:: WORKING DATA ::
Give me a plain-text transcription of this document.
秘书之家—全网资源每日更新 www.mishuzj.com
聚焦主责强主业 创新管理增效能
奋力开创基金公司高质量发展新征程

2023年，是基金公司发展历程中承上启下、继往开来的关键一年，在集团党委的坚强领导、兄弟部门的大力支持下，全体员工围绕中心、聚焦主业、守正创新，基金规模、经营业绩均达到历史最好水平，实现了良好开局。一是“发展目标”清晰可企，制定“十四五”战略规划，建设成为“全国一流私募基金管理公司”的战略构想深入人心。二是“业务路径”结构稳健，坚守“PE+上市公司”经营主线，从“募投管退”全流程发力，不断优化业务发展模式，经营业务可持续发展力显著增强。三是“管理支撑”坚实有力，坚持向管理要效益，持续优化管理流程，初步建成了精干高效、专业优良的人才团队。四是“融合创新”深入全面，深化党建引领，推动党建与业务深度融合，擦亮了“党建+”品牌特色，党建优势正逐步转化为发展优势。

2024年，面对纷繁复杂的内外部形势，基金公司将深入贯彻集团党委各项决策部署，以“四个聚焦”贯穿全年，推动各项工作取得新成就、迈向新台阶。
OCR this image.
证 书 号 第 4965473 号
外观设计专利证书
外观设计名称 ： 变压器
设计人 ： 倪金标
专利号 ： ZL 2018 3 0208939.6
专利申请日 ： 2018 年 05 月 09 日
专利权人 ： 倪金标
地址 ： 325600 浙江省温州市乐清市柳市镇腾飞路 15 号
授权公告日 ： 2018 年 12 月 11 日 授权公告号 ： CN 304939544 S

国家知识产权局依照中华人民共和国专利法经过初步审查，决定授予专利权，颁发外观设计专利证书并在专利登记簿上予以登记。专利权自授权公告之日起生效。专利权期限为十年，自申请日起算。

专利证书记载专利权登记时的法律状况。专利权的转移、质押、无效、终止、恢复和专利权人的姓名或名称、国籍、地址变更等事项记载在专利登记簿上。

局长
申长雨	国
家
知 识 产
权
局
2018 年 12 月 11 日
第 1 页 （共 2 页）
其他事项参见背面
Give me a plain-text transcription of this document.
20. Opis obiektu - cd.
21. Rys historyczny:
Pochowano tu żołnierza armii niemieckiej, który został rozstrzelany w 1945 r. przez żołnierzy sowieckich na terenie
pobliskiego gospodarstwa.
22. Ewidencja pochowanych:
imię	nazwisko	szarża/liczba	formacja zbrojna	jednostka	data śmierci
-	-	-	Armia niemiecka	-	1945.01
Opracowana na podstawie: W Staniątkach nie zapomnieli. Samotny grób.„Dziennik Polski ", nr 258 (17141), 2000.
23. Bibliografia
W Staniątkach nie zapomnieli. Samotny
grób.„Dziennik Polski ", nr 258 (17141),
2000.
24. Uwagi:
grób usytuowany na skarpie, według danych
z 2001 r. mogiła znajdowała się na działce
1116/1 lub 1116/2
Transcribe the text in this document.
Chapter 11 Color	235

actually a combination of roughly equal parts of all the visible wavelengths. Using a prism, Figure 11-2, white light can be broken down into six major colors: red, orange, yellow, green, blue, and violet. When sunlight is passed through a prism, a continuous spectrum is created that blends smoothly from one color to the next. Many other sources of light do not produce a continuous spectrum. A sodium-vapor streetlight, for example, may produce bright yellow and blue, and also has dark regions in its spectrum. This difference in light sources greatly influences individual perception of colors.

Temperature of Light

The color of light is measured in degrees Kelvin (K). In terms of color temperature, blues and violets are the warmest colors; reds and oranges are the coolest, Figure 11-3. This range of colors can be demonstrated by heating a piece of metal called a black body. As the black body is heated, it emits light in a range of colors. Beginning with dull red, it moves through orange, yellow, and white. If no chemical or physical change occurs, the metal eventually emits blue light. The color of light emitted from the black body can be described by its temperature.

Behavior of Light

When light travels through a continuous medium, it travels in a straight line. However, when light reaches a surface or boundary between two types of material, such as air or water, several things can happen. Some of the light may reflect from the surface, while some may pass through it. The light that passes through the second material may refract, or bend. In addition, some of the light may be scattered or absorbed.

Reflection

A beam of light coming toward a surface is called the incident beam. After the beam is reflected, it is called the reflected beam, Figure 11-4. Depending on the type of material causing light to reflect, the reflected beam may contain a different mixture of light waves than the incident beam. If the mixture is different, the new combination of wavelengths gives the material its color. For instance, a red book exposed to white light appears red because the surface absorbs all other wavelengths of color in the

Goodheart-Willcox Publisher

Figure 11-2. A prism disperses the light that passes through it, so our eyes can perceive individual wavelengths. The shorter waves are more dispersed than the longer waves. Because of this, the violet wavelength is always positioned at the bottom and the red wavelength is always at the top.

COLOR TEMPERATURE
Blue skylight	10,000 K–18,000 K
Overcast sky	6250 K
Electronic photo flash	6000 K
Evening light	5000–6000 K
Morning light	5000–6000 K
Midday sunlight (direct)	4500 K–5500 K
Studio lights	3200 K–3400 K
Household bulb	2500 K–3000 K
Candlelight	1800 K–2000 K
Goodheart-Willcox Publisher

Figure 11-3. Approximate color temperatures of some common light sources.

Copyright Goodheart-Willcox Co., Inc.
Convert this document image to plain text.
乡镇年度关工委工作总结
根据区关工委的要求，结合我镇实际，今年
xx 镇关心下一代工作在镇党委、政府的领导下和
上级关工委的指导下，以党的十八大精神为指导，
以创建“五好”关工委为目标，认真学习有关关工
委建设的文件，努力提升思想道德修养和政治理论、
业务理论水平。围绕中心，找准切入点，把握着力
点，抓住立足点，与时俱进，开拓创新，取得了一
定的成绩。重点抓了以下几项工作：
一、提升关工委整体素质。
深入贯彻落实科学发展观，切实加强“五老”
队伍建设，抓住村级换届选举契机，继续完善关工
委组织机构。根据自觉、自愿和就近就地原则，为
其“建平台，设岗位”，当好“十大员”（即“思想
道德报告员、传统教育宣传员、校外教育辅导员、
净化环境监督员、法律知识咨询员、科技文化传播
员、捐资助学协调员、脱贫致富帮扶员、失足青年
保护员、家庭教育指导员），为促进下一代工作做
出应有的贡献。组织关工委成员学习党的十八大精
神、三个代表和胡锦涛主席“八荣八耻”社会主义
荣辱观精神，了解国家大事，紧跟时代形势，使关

:: INSTRUCTIONS FOR THE TASK ::
Search the records for the word "Staniątkach", then list every line that has it.

:: ANSWER TO THIS EXERCISE ::
Opracowana na podstawie: W Staniątkach nie zapomnieli. Samotny grób.„Dziennik Polski ", nr 258 (17141), 2000.
W Staniątkach nie zapomnieli. Samotny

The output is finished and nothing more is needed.